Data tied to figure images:

+++

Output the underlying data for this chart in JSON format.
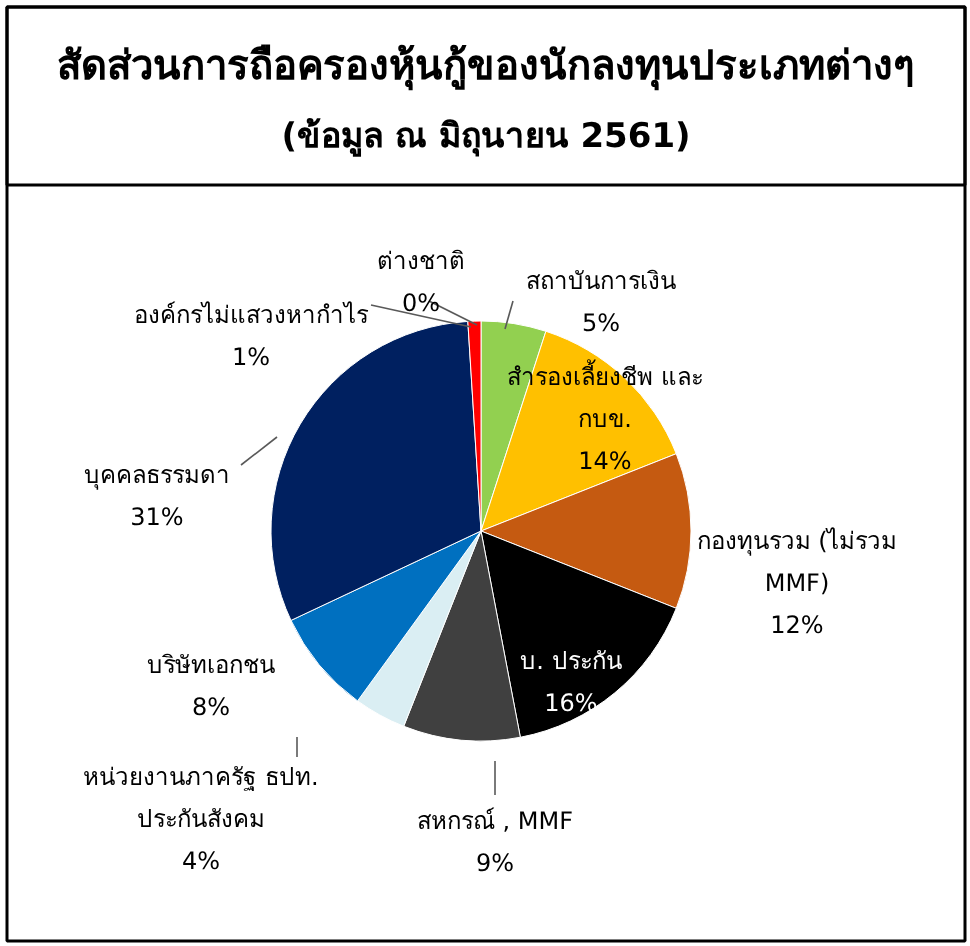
{
  "chart_data": {
    "type": "pie",
    "title": "สัดส่วนการถือครองหุ้นกู้ของนักลงทุนประเภทต่างๆ",
    "subtitle": "(ข้อมูล ณ มิถุนายน 2561)",
    "categories": [
      "ต่างชาติ",
      "สถาบันการเงิน",
      "สำรองเลี้ยงชีพ และ กบข.",
      "กองทุนรวม (ไม่รวม MMF)",
      "บ. ประกัน",
      "สหกรณ์ , MMF",
      "หน่วยงานภาครัฐ ธปท. ประกันสังคม",
      "บริษัทเอกชน",
      "บุคคลธรรมดา",
      "องค์กรไม่แสวงหากำไร"
    ],
    "values": [
      0,
      5,
      14,
      12,
      16,
      9,
      4,
      8,
      31,
      1
    ],
    "colors": [
      "#a6a6a6",
      "#92d050",
      "#ffc000",
      "#c55a11",
      "#000000",
      "#404040",
      "#daeef3",
      "#0070c0",
      "#002060",
      "#ff0000"
    ],
    "data_labels": true,
    "value_labels": [
      "0%",
      "5%",
      "14%",
      "12%",
      "16%",
      "9%",
      "4%",
      "8%",
      "31%",
      "1%"
    ]
  }
}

+++

Exercise details: Go through the listing above and return every line where the word "ประก" occurs.

Result for this exercise:
      "บ. ประกัน",
      "หน่วยงานภาครัฐ ธปท. ประกันสังคม",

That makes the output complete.